- _Job_: Show in full every line of the material that contains the string "Profit".

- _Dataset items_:

▶

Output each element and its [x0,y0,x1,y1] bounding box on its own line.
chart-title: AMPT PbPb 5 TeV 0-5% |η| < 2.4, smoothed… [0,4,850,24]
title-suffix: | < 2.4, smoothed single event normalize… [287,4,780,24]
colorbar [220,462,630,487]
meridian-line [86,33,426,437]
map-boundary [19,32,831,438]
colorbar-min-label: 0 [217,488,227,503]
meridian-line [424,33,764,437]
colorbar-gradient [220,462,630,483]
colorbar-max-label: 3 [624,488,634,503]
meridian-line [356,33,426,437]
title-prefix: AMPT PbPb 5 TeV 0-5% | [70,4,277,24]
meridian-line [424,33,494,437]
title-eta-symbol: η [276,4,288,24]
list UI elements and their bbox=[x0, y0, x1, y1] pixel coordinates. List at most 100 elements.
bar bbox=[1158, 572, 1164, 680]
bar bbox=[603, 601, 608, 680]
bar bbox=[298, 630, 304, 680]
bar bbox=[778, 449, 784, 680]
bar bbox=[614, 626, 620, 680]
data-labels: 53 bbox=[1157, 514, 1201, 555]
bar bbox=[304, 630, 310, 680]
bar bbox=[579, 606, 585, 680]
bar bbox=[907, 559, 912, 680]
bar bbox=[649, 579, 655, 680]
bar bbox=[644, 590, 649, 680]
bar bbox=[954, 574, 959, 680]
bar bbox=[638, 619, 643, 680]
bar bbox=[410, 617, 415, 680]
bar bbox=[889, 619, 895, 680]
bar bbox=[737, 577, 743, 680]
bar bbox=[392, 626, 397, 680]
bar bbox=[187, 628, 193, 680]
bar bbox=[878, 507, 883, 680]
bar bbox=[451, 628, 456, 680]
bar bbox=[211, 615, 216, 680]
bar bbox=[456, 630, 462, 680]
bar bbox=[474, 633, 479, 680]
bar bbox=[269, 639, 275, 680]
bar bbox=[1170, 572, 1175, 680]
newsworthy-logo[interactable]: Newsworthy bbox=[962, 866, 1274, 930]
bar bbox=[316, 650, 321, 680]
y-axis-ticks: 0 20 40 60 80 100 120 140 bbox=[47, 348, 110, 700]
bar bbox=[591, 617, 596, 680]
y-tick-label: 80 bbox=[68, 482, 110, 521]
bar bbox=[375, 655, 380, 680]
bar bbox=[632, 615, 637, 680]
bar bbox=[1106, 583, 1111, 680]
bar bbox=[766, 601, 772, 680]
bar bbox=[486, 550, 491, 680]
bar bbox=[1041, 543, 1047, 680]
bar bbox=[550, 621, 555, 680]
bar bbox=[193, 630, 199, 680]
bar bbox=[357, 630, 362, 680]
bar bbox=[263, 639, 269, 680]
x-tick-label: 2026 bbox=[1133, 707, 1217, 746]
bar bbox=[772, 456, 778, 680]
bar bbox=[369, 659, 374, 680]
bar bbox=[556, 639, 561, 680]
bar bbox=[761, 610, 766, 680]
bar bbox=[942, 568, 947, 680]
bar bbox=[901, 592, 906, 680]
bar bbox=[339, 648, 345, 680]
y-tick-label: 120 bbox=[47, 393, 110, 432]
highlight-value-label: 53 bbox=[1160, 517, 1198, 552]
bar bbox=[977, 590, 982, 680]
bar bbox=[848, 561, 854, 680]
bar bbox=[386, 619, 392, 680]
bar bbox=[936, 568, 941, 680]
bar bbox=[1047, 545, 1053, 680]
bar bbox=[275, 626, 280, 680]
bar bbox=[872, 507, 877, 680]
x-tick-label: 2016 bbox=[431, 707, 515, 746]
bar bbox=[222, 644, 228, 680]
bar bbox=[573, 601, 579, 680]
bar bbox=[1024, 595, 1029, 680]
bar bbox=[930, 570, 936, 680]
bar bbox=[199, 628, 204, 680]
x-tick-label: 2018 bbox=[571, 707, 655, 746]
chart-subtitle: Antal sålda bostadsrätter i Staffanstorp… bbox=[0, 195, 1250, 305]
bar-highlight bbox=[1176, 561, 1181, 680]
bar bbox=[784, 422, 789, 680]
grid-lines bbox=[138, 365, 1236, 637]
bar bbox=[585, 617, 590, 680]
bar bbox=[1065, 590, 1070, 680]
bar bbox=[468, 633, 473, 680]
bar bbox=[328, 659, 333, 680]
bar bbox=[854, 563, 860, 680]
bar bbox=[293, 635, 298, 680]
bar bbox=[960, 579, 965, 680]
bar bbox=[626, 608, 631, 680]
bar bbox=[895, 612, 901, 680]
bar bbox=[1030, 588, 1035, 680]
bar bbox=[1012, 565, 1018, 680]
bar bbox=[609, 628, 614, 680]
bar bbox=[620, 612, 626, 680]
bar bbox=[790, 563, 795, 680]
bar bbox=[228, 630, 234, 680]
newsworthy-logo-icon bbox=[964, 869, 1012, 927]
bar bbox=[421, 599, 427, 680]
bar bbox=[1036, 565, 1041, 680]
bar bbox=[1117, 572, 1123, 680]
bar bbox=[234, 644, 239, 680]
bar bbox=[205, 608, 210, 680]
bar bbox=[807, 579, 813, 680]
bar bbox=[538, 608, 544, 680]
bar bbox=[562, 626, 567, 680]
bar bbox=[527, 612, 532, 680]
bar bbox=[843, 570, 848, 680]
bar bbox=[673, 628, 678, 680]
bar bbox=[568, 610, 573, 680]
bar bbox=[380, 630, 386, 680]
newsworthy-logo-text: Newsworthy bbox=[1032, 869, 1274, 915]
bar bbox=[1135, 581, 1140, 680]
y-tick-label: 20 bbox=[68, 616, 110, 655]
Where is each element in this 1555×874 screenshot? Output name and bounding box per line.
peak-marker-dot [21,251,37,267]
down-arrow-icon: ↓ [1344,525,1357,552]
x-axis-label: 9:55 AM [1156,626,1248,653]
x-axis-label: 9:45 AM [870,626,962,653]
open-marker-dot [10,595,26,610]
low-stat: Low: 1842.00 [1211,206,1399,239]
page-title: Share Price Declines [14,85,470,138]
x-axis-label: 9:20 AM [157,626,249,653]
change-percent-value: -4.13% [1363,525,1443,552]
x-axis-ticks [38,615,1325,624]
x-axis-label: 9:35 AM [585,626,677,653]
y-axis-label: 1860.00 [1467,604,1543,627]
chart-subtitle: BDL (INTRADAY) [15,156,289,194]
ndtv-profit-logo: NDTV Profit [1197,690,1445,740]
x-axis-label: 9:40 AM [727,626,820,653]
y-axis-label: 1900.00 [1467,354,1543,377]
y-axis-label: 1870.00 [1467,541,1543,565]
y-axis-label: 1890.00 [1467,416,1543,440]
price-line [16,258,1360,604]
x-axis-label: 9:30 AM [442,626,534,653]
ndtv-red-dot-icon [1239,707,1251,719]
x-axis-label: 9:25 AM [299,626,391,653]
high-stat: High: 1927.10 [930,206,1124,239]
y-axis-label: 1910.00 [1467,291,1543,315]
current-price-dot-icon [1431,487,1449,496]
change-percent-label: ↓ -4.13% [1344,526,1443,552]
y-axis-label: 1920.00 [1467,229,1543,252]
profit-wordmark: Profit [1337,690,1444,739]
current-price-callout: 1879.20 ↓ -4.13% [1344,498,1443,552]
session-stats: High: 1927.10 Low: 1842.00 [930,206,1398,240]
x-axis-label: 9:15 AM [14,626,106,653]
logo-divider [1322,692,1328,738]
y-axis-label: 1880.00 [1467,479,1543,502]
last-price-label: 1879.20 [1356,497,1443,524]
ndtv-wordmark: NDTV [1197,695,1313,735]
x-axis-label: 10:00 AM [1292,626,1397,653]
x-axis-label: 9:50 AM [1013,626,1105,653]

◀

- _Answer_:
ndtv-profit-logo: NDTV Profit [1197,690,1445,740]
profit-wordmark: Profit [1337,690,1444,739]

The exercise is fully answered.